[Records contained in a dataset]

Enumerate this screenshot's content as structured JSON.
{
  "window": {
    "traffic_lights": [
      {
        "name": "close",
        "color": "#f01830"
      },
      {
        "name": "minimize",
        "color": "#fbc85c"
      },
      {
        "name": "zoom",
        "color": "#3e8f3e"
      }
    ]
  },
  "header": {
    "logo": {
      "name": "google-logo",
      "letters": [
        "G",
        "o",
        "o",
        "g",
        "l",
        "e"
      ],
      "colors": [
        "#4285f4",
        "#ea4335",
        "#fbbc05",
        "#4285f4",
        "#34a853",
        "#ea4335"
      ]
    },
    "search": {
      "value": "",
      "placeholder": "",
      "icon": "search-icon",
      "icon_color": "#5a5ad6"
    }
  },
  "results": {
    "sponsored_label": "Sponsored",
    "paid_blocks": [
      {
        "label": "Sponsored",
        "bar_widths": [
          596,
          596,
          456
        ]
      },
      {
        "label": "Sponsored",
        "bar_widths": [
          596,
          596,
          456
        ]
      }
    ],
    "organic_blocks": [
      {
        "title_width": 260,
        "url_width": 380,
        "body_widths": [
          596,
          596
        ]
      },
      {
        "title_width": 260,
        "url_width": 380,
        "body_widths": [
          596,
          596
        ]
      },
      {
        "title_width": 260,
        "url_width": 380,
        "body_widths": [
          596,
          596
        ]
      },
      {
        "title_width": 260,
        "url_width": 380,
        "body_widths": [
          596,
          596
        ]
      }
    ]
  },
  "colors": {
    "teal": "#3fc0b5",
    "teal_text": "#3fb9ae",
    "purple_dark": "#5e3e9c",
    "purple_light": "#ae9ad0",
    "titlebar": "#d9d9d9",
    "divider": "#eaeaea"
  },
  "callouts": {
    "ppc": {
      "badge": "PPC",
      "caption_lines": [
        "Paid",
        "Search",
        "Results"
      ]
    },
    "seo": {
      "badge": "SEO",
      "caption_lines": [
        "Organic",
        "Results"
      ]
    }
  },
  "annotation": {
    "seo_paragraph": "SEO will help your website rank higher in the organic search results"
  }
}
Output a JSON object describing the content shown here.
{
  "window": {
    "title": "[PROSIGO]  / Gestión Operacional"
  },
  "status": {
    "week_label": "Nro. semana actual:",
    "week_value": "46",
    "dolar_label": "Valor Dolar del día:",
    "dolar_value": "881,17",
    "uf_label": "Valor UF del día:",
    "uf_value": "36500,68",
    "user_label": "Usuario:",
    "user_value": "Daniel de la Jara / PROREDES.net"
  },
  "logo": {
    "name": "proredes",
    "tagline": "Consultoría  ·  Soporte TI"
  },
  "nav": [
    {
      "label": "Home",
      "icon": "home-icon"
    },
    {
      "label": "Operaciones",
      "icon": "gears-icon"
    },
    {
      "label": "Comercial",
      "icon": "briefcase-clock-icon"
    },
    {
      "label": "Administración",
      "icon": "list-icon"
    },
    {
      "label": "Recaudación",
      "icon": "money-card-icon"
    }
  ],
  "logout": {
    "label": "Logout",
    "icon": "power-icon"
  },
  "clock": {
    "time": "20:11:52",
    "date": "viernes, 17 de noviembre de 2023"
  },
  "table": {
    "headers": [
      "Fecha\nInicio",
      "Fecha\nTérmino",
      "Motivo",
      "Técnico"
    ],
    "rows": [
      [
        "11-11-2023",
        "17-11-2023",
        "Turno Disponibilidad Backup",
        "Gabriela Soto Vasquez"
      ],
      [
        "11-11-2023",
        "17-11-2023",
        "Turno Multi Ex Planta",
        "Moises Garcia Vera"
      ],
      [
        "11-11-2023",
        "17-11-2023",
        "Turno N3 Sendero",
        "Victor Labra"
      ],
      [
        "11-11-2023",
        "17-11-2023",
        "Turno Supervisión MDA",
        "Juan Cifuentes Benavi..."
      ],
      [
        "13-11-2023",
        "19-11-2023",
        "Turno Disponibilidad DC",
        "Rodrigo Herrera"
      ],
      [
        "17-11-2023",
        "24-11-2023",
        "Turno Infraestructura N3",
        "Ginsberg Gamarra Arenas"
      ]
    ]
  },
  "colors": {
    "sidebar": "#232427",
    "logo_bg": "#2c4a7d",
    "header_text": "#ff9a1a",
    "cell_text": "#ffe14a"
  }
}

__Requirements__:
Copy every record above exactly as it appears.

__Exercise solution__:
Enumerate this screenshot's content as structured JSON.
{
  "window": {
    "traffic_lights": [
      {
        "name": "close",
        "color": "#f01830"
      },
      {
        "name": "minimize",
        "color": "#fbc85c"
      },
      {
        "name": "zoom",
        "color": "#3e8f3e"
      }
    ]
  },
  "header": {
    "logo": {
      "name": "google-logo",
      "letters": [
        "G",
        "o",
        "o",
        "g",
        "l",
        "e"
      ],
      "colors": [
        "#4285f4",
        "#ea4335",
        "#fbbc05",
        "#4285f4",
        "#34a853",
        "#ea4335"
      ]
    },
    "search": {
      "value": "",
      "placeholder": "",
      "icon": "search-icon",
      "icon_color": "#5a5ad6"
    }
  },
  "results": {
    "sponsored_label": "Sponsored",
    "paid_blocks": [
      {
        "label": "Sponsored",
        "bar_widths": [
          596,
          596,
          456
        ]
      },
      {
        "label": "Sponsored",
        "bar_widths": [
          596,
          596,
          456
        ]
      }
    ],
    "organic_blocks": [
      {
        "title_width": 260,
        "url_width": 380,
        "body_widths": [
          596,
          596
        ]
      },
      {
        "title_width": 260,
        "url_width": 380,
        "body_widths": [
          596,
          596
        ]
      },
      {
        "title_width": 260,
        "url_width": 380,
        "body_widths": [
          596,
          596
        ]
      },
      {
        "title_width": 260,
        "url_width": 380,
        "body_widths": [
          596,
          596
        ]
      }
    ]
  },
  "colors": {
    "teal": "#3fc0b5",
    "teal_text": "#3fb9ae",
    "purple_dark": "#5e3e9c",
    "purple_light": "#ae9ad0",
    "titlebar": "#d9d9d9",
    "divider": "#eaeaea"
  },
  "callouts": {
    "ppc": {
      "badge": "PPC",
      "caption_lines": [
        "Paid",
        "Search",
        "Results"
      ]
    },
    "seo": {
      "badge": "SEO",
      "caption_lines": [
        "Organic",
        "Results"
      ]
    }
  },
  "annotation": {
    "seo_paragraph": "SEO will help your website rank higher in the organic search results"
  }
}
Output a JSON object describing the content shown here.
{
  "window": {
    "title": "[PROSIGO]  / Gestión Operacional"
  },
  "status": {
    "week_label": "Nro. semana actual:",
    "week_value": "46",
    "dolar_label": "Valor Dolar del día:",
    "dolar_value": "881,17",
    "uf_label": "Valor UF del día:",
    "uf_value": "36500,68",
    "user_label": "Usuario:",
    "user_value": "Daniel de la Jara / PROREDES.net"
  },
  "logo": {
    "name": "proredes",
    "tagline": "Consultoría  ·  Soporte TI"
  },
  "nav": [
    {
      "label": "Home",
      "icon": "home-icon"
    },
    {
      "label": "Operaciones",
      "icon": "gears-icon"
    },
    {
      "label": "Comercial",
      "icon": "briefcase-clock-icon"
    },
    {
      "label": "Administración",
      "icon": "list-icon"
    },
    {
      "label": "Recaudación",
      "icon": "money-card-icon"
    }
  ],
  "logout": {
    "label": "Logout",
    "icon": "power-icon"
  },
  "clock": {
    "time": "20:11:52",
    "date": "viernes, 17 de noviembre de 2023"
  },
  "table": {
    "headers": [
      "Fecha\nInicio",
      "Fecha\nTérmino",
      "Motivo",
      "Técnico"
    ],
    "rows": [
      [
        "11-11-2023",
        "17-11-2023",
        "Turno Disponibilidad Backup",
        "Gabriela Soto Vasquez"
      ],
      [
        "11-11-2023",
        "17-11-2023",
        "Turno Multi Ex Planta",
        "Moises Garcia Vera"
      ],
      [
        "11-11-2023",
        "17-11-2023",
        "Turno N3 Sendero",
        "Victor Labra"
      ],
      [
        "11-11-2023",
        "17-11-2023",
        "Turno Supervisión MDA",
        "Juan Cifuentes Benavi..."
      ],
      [
        "13-11-2023",
        "19-11-2023",
        "Turno Disponibilidad DC",
        "Rodrigo Herrera"
      ],
      [
        "17-11-2023",
        "24-11-2023",
        "Turno Infraestructura N3",
        "Ginsberg Gamarra Arenas"
      ]
    ]
  },
  "colors": {
    "sidebar": "#232427",
    "logo_bg": "#2c4a7d",
    "header_text": "#ff9a1a",
    "cell_text": "#ffe14a"
  }
}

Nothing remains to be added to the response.